Ainsi, Jamal Benaboud, Mostafa Elachour, Jamal Oujidi et Abdelhafid Chafi ont évalué les connaissances des agriculteurs et à comprendre le modèle d’utilisation des pesticides dans la région de l’Oriental.
À travers un questionnaire standardisé, ils ont interrogé 140 agriculteurs pour évaluer leurs connaissances, leur attitude et leur prise de conscience des pictogrammes utilisés sur les étiquettes des pesticides.
Un manque d’informations sur les pesticides et leur utilisation
Les résultats ont montré que les agriculteurs ont un faible niveau d’éducation, seulement 14% d’entre eux ont été à l’université. Plus, 65% ont eu recours abusivement à des pesticides et 60% n’ont pas respecté l’intervalle entre le traitement et la récolte.
«De nombreux agriculteurs ne connaissaient pas les pictogrammes standards utilisés sur les étiquettes des pesticides, 90% ne reconnaissaient que les os croisés et le signe d’incendie, et 33% ont donné une fausse interprétation ou mal compris ces pictogrammes», ajoutent les chercheurs.
«Ces résultats montrent que les agriculteurs de l’Oriental semblent ignorer le danger des pesticides et manquent d’éducation à la sécurité. Ils ne savent pas comment réagir avec les pictogrammes sur l’étiquette d’un pesticide.»
Les quatre chercheurs affirment que la majorité des agriculteurs de la zone d’étude considèrent les pesticides comme un produit toxique, qui peut avoir des effets néfastes sur l’environnement et la santé humaine.

━━━━

**Consigne à suivre:** Poursuivez le texte sur l'usage des pesticides par les agriculteurs de l'Oriental à partir de sa dernière phrase.

Entrées de données

━━━━

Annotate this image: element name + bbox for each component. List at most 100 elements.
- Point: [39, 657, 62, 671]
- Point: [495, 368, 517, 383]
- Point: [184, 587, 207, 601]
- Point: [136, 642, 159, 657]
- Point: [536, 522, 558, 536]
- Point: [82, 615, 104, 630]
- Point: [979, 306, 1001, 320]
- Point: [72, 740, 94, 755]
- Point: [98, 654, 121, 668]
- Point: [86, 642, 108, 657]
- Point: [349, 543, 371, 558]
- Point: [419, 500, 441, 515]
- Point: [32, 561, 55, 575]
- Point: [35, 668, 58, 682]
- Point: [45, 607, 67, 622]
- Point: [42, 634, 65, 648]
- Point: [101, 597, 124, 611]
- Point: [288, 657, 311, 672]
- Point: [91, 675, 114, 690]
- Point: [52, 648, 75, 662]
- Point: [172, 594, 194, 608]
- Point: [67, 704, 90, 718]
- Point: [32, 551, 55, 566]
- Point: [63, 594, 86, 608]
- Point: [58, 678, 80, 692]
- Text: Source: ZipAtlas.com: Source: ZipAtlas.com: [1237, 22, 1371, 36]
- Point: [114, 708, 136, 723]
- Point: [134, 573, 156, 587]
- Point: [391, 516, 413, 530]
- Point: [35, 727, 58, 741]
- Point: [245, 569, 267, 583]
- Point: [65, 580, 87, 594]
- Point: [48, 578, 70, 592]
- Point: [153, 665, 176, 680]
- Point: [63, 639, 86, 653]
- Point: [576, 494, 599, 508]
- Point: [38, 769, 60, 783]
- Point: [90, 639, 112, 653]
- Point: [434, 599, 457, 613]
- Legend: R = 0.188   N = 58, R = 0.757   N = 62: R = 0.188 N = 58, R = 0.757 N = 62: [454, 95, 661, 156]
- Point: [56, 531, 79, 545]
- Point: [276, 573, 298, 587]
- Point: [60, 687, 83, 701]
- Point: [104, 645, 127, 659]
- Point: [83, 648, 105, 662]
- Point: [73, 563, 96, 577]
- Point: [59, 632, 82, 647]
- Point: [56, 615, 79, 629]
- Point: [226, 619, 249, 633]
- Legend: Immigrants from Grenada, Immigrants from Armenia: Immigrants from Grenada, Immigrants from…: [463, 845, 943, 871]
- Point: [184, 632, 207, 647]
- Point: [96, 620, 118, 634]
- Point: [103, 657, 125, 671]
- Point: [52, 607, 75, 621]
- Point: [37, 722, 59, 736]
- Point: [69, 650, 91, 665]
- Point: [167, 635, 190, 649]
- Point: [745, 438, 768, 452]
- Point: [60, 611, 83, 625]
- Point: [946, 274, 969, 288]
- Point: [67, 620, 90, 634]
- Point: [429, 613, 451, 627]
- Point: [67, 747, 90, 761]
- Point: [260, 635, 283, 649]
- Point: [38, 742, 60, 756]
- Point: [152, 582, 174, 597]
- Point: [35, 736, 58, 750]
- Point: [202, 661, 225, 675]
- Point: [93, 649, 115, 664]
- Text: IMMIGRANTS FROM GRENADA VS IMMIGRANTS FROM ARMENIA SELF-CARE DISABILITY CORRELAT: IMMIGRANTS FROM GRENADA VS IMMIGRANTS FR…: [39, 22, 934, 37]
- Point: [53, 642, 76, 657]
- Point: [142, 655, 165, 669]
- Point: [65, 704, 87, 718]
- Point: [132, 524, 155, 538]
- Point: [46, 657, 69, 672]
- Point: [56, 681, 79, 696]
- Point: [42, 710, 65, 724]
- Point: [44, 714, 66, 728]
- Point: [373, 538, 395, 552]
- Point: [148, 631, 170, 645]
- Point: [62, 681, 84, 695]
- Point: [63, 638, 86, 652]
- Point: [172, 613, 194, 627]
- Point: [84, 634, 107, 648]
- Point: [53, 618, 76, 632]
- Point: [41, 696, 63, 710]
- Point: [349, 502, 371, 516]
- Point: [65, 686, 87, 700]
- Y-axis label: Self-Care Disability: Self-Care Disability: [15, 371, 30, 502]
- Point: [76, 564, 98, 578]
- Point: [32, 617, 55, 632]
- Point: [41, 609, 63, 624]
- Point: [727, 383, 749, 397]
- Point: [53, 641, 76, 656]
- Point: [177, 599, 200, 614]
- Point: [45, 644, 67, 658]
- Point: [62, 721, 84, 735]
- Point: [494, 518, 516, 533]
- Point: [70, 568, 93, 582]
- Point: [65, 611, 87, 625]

━━━━

**Résultat obtenu:**
«Pourtant, cela n’a pas eu un pouvoir positif sur leur utilisation de pesticides contrairement aux attentes. Il est plausible d’affirmer que la plupart des agriculteurs de cette enquête n’accordent pas une grande importance aux facteurs environnementaux et de santé humaine lorsqu’ils appliquent des pesticides», estiment-ils.
Ils ajoutent que «plus de la moitié des agriculteurs de notre étude ne respectent pas l’intervalle pré-récolte, ce qui peut nuire à la santé humaine et peut entraîner un dépassement de la LMR (limite maximale de résidus) dans les denrées alimentaires».
Pour des formations appropriées sur les effets des pesticides
Les quatre chercheurs reconnaissent ainsi que les pictogrammes standards du fabricant ne jouent pas leur rôle comme prévu. «L’étiquetage des pesticides ne donne pas d’informations sensibles sur la manière de manipuler ce produit phytosanitaire», ajoutent-ils.
Ils recommandent ainsi aux autorités de «donner la priorité au développement et à la mise en œuvre de programmes éducatifs de sécurité et de certification des pesticides pour les agriculteurs». «Cette formation doit porter sur les effets sanitaires et environnementaux des pesticides, l’amélioration de la clarté des pictogrammes sur les étiquettes des pesticides et la compréhension du système de réglementation des pesticides au Maroc», suggèrent-ils.
L’étude explique, dans ce sens, qu’une éducation à la sécurité des pesticides est nécessaire pour induire un comportement protecteur chez les agriculteurs et empêcher le résidu de pesticides dans les denrées alimentaires.
La compréhension des pictogrammes sur les étiquettes des pesticides est cruciale pour réduire le risque d’empoisonnement», met-elle en garde.
Les chercheurs à l’Université Mohammed I d’Oujda et à l’Office municipal de santé publique de Berkane estiment aussi que les stratégies d’intervention du ministère de l’Agriculture doivent renforcer le mécanisme d’application des lois actuelles sur les pesticides, la surveillance régulière et le contrôle de la conformité en matière de sécurité des pesticides au niveau des détaillants et des exploitations afin de minimiser l’impact du produit phytosanitaire sur l’environnement et la santé publique.
«Il est également essentiel de former les agriculteurs à des systèmes de culture alternatifs moins dépendants des pesticides et respectueux de l’environnement tout en promouvant des pratiques de gestion intégrée des insectes ravageurs», conclut l’étude.